======== SUPPLIED PASSAGE ========

Eventually the muddy tract petered out as we entered the far reaches of what I came to view as a fae realm, a place that should not exist in our world though we wish it might. Old trees, barded in yellowed moss, rose from the forest floor the purest color of green. Wild garlic bloomed everywhere, the little white flowers vying with newly bloomed indigo bluebells. A small stream cut through the vision with the elegance only nature provides.

Moss covered everything, swallowing lone stones and fallen trees, carrying them back into the earth. We studied each footfall, careful not to crush the flowers beneath us. The quiet, lush atmosphere was a pocket of otherworldliness. Magic. We took our time savoring the landscape.

And then we saw it: The Fairy Bridge.

I still get chills when I look at these photos and think back on that excursion. There is no imagination required. The bridge bears an alien quality, slightly off-center of humanity. It is a small thing, the stones forming a quick arch over a narrow but eager river. Along the bridge’s edges stand a series of upthrust stones like tines in the crown of some nature spirit. None of us spoke for a long time, we just listened to the water run beneath the arch. I think we felt like we had stumbled upon something we were not supposed to see, that we had found something meant to remain hidden. What dwelt in these woods?

Reluctantly and against a magnetic pull, we said goodbye to the Fairy Bridge of Glen Creran. The wild garlic escorted us from that place of fantasy and old truth as I flicked off ticks from my legs. The forest opened up and the hills of Glen Creran ran up to the brooding clouds. The path dropped us on the road a good twenty minutes walk up from the car park. We chatted in awed tones.

======== RECORD EXCERPTS ========

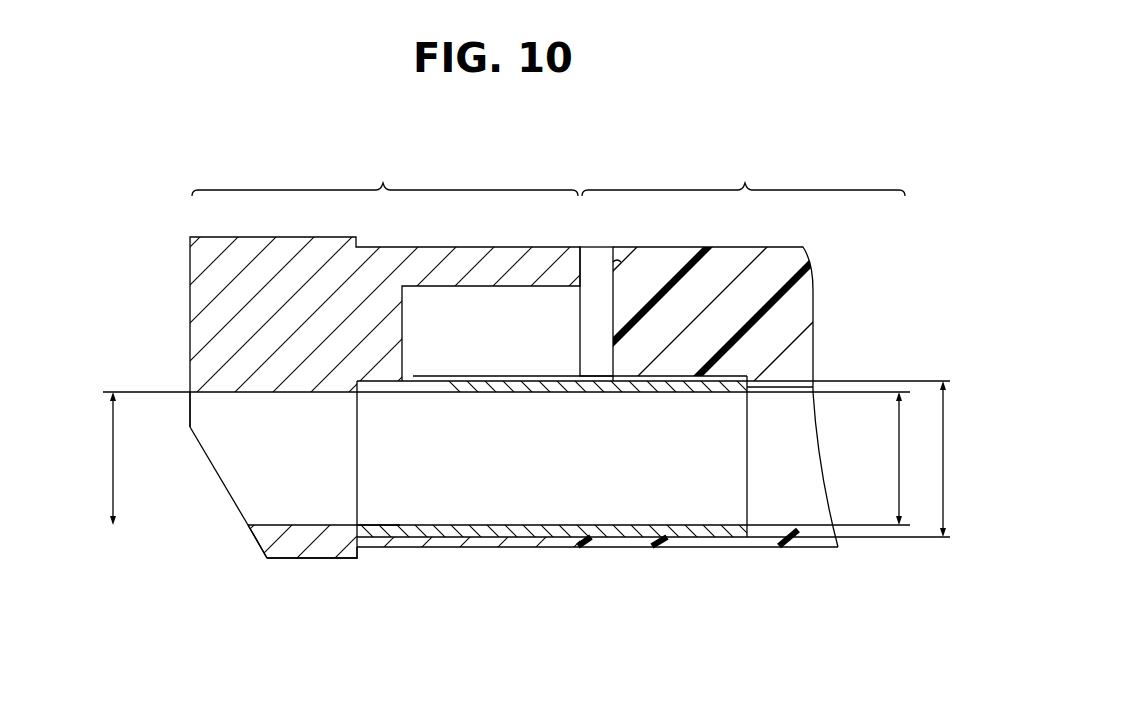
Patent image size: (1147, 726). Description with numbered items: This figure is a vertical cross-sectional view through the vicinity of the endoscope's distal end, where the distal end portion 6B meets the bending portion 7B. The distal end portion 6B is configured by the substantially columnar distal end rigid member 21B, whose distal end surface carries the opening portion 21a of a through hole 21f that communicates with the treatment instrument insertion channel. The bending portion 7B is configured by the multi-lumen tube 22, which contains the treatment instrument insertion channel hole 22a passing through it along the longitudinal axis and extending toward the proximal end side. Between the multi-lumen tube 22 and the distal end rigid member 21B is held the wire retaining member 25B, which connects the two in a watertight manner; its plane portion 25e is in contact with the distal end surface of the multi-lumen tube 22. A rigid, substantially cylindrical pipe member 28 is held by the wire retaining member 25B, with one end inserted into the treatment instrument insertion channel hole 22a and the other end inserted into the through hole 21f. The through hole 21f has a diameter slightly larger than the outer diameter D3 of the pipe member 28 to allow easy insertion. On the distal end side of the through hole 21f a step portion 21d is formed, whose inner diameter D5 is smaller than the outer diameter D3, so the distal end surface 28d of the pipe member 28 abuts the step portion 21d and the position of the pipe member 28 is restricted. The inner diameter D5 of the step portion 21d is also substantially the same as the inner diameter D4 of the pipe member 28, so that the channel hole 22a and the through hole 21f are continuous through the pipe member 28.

The distal end portion 6B is at (385, 173).
The bending portion 7B is at (743, 173).
The distal end rigid member 21B is at (405, 265).
The opening portion 21a is at (202, 459).
The through hole 21f is at (258, 497).
The step portion 21d is at (352, 526).
The multi-lumen tube 22 is at (742, 270).
The treatment instrument insertion channel hole 22a is at (802, 466).
The wire retaining member 25B is at (597, 277).
The plane portion 25e is at (618, 263).
The pipe member 28 is at (687, 532).
The distal end surface 28d is at (358, 530).
The outer diameter D3 is at (961, 459).
The inner diameter D4 is at (916, 458).
The inner diameter D5 is at (96, 458).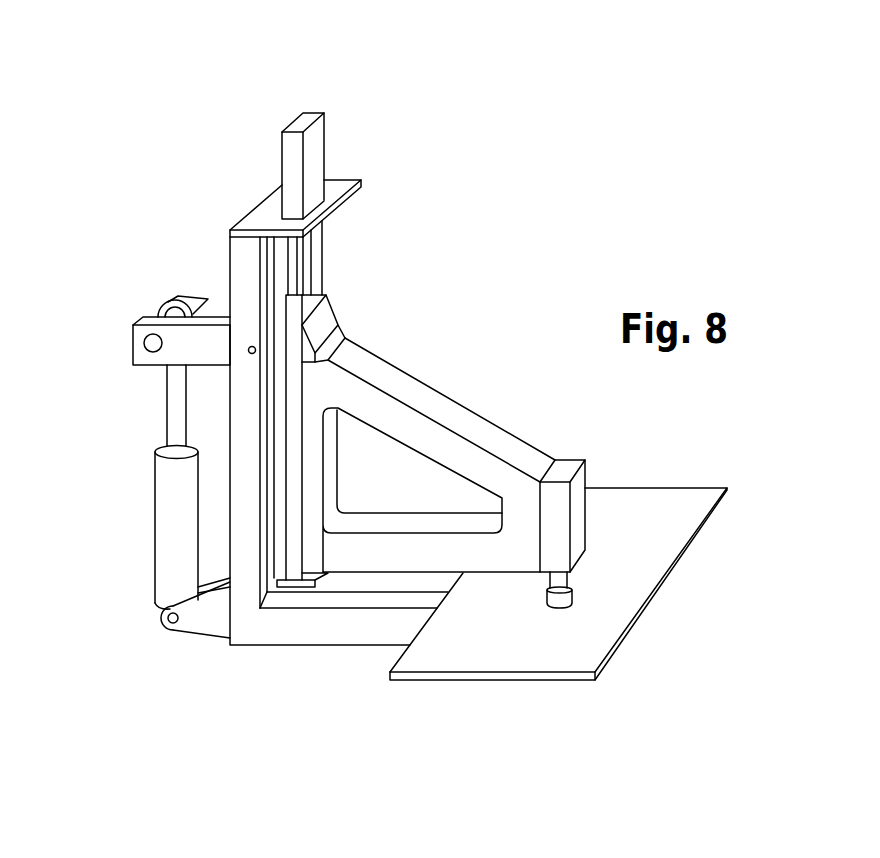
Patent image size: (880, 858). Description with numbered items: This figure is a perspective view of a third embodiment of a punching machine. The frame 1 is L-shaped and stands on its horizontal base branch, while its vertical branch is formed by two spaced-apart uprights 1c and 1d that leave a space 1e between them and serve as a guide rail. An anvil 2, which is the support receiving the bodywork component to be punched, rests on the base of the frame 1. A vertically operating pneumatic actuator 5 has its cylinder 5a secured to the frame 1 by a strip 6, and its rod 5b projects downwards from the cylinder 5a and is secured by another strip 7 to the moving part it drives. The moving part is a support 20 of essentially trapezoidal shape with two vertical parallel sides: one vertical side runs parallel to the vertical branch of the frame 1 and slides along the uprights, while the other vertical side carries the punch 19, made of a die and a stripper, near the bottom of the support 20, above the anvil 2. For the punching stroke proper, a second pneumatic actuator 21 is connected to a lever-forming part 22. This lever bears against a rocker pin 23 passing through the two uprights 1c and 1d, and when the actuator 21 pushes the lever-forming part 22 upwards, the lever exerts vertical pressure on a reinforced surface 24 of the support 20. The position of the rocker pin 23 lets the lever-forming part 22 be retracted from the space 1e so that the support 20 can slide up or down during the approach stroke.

The frame 1 is at (296, 451).
The upright 1c is at (317, 252).
The upright 1d is at (240, 257).
The space 1e is at (284, 275).
The anvil 2 is at (648, 567).
The pneumatic actuator 5 is at (443, 387).
The cylinder 5a is at (292, 157).
The rod 5b is at (295, 403).
The strip 6 is at (338, 182).
The strip 7 is at (302, 583).
The punch 19 is at (553, 607).
The support 20 is at (487, 438).
The pneumatic actuator 21 is at (170, 510).
The lever-forming part 22 is at (217, 308).
The rocker pin 23 is at (252, 357).
The reinforced surface 24 is at (343, 330).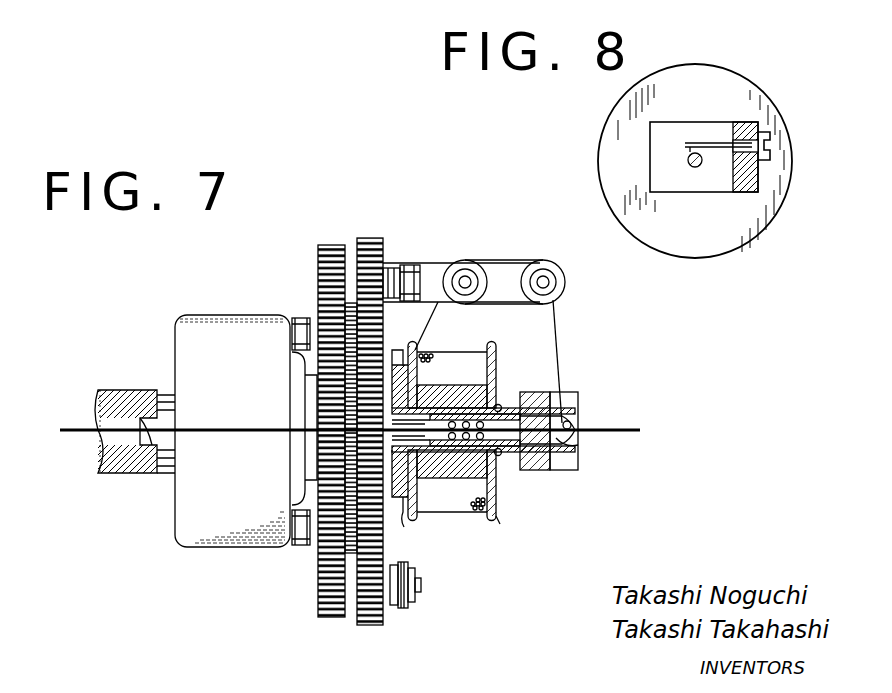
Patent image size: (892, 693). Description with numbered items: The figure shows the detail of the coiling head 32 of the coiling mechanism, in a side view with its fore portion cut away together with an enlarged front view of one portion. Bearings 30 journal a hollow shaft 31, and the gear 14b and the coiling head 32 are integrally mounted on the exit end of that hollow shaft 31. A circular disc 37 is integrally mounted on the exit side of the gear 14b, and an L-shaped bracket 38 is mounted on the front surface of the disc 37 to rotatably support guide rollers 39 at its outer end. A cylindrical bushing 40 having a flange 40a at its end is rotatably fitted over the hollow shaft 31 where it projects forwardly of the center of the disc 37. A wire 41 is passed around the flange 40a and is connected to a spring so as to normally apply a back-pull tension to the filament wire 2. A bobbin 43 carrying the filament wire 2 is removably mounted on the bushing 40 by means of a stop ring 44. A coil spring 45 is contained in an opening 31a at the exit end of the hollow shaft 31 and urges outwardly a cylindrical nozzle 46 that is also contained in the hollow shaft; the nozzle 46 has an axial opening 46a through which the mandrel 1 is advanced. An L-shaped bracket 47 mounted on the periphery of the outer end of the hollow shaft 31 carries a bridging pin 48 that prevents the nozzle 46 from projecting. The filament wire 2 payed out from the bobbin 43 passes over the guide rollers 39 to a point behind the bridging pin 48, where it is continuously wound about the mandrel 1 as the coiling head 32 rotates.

========

_TASK INSTRUCTIONS_
Reproduce the Fairy Bridge passage word for word from "Eventually the muddy" to "savoring the landscape.".

_REPLY TO THE TASK_
Eventually the muddy tract petered out as we entered the far reaches of what I came to view as a fae realm, a place that should not exist in our world though we wish it might. Old trees, barded in yellowed moss, rose from the forest floor the purest color of green. Wild garlic bloomed everywhere, the little white flowers vying with newly bloomed indigo bluebells. A small stream cut through the vision with the elegance only nature provides.

Moss covered everything, swallowing lone stones and fallen trees, carrying them back into the earth. We studied each footfall, careful not to crush the flowers beneath us. The quiet, lush atmosphere was a pocket of otherworldliness. Magic. We took our time savoring the landscape.